WHAT YOU WILL DO — Repeat the records exactly. Every line must match.

SOURCE MATERIAL —
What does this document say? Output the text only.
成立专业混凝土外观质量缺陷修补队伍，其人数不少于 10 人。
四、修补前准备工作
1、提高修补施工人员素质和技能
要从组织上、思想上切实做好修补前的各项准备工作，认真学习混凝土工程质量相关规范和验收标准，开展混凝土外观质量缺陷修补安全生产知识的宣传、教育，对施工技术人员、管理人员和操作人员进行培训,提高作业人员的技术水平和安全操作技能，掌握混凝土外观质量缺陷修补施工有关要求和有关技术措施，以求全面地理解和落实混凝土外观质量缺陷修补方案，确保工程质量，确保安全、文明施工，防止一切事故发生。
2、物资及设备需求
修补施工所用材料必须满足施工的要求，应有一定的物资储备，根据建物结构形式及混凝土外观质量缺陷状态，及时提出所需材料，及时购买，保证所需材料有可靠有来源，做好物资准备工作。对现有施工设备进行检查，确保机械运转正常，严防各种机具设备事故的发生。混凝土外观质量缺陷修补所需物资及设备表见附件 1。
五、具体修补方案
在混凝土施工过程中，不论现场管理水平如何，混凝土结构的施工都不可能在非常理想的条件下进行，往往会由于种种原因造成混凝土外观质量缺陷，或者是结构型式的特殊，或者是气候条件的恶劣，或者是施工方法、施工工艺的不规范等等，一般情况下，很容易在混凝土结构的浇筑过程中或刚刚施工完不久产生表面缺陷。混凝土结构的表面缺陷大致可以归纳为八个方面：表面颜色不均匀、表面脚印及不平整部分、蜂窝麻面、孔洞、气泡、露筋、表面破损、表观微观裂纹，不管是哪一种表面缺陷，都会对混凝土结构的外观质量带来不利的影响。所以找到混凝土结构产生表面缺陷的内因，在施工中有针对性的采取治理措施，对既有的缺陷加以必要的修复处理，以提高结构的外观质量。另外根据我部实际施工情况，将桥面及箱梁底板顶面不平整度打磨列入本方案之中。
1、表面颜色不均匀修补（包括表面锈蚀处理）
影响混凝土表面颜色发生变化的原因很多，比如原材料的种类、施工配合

SOLUTION FOR THIS EXERCISE —
What does this document say? Output the text only.
成立专业混凝土外观质量缺陷修补队伍，其人数不少于 10 人。
四、修补前准备工作
1、提高修补施工人员素质和技能
要从组织上、思想上切实做好修补前的各项准备工作，认真学习混凝土工程质量相关规范和验收标准，开展混凝土外观质量缺陷修补安全生产知识的宣传、教育，对施工技术人员、管理人员和操作人员进行培训,提高作业人员的技术水平和安全操作技能，掌握混凝土外观质量缺陷修补施工有关要求和有关技术措施，以求全面地理解和落实混凝土外观质量缺陷修补方案，确保工程质量，确保安全、文明施工，防止一切事故发生。
2、物资及设备需求
修补施工所用材料必须满足施工的要求，应有一定的物资储备，根据建物结构形式及混凝土外观质量缺陷状态，及时提出所需材料，及时购买，保证所需材料有可靠有来源，做好物资准备工作。对现有施工设备进行检查，确保机械运转正常，严防各种机具设备事故的发生。混凝土外观质量缺陷修补所需物资及设备表见附件 1。
五、具体修补方案
在混凝土施工过程中，不论现场管理水平如何，混凝土结构的施工都不可能在非常理想的条件下进行，往往会由于种种原因造成混凝土外观质量缺陷，或者是结构型式的特殊，或者是气候条件的恶劣，或者是施工方法、施工工艺的不规范等等，一般情况下，很容易在混凝土结构的浇筑过程中或刚刚施工完不久产生表面缺陷。混凝土结构的表面缺陷大致可以归纳为八个方面：表面颜色不均匀、表面脚印及不平整部分、蜂窝麻面、孔洞、气泡、露筋、表面破损、表观微观裂纹，不管是哪一种表面缺陷，都会对混凝土结构的外观质量带来不利的影响。所以找到混凝土结构产生表面缺陷的内因，在施工中有针对性的采取治理措施，对既有的缺陷加以必要的修复处理，以提高结构的外观质量。另外根据我部实际施工情况，将桥面及箱梁底板顶面不平整度打磨列入本方案之中。
1、表面颜色不均匀修补（包括表面锈蚀处理）
影响混凝土表面颜色发生变化的原因很多，比如原材料的种类、施工配合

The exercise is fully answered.